# TASK DIRECTIONS
Every entry that follows should be reproduced exactly.

# RECORD SET
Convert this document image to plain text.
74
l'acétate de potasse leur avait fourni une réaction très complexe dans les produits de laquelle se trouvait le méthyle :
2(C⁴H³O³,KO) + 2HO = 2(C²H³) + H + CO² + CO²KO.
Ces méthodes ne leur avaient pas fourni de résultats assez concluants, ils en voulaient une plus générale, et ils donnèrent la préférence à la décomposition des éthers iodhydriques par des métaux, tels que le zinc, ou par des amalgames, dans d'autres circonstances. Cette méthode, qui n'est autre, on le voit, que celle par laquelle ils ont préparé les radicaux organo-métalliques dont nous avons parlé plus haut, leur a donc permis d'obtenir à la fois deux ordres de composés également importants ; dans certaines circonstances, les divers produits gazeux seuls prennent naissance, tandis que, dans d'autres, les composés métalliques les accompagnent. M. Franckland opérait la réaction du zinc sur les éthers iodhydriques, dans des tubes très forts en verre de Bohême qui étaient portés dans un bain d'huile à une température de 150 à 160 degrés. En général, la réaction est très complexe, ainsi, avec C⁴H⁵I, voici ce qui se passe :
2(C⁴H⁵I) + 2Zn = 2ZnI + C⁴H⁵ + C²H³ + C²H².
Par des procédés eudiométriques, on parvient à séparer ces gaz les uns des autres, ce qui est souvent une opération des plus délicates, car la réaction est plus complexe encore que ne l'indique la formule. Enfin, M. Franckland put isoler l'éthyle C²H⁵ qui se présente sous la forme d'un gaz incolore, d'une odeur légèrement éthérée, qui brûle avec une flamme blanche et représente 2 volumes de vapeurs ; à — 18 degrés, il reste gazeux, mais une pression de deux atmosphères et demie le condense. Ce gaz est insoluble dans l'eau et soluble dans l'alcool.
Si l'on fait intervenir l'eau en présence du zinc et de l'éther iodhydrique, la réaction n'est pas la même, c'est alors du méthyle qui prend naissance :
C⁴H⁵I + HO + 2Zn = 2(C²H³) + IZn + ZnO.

# EXERCISE SOLUTION
Convert this document image to plain text.
74
l'acétate de potasse leur avait fourni une réaction très complexe dans les produits de laquelle se trouvait le méthyle :
2(C⁴H³O³,KO) + 2HO = 2(C²H³) + H + CO² + CO²KO.
Ces méthodes ne leur avaient pas fourni de résultats assez concluants, ils en voulaient une plus générale, et ils donnèrent la préférence à la décomposition des éthers iodhydriques par des métaux, tels que le zinc, ou par des amalgames, dans d'autres circonstances. Cette méthode, qui n'est autre, on le voit, que celle par laquelle ils ont préparé les radicaux organo-métalliques dont nous avons parlé plus haut, leur a donc permis d'obtenir à la fois deux ordres de composés également importants ; dans certaines circonstances, les divers produits gazeux seuls prennent naissance, tandis que, dans d'autres, les composés métalliques les accompagnent. M. Franckland opérait la réaction du zinc sur les éthers iodhydriques, dans des tubes très forts en verre de Bohême qui étaient portés dans un bain d'huile à une température de 150 à 160 degrés. En général, la réaction est très complexe, ainsi, avec C⁴H⁵I, voici ce qui se passe :
2(C⁴H⁵I) + 2Zn = 2ZnI + C⁴H⁵ + C²H³ + C²H².
Par des procédés eudiométriques, on parvient à séparer ces gaz les uns des autres, ce qui est souvent une opération des plus délicates, car la réaction est plus complexe encore que ne l'indique la formule. Enfin, M. Franckland put isoler l'éthyle C²H⁵ qui se présente sous la forme d'un gaz incolore, d'une odeur légèrement éthérée, qui brûle avec une flamme blanche et représente 2 volumes de vapeurs ; à — 18 degrés, il reste gazeux, mais une pression de deux atmosphères et demie le condense. Ce gaz est insoluble dans l'eau et soluble dans l'alcool.
Si l'on fait intervenir l'eau en présence du zinc et de l'éther iodhydrique, la réaction n'est pas la même, c'est alors du méthyle qui prend naissance :
C⁴H⁵I + HO + 2Zn = 2(C²H³) + IZn + ZnO.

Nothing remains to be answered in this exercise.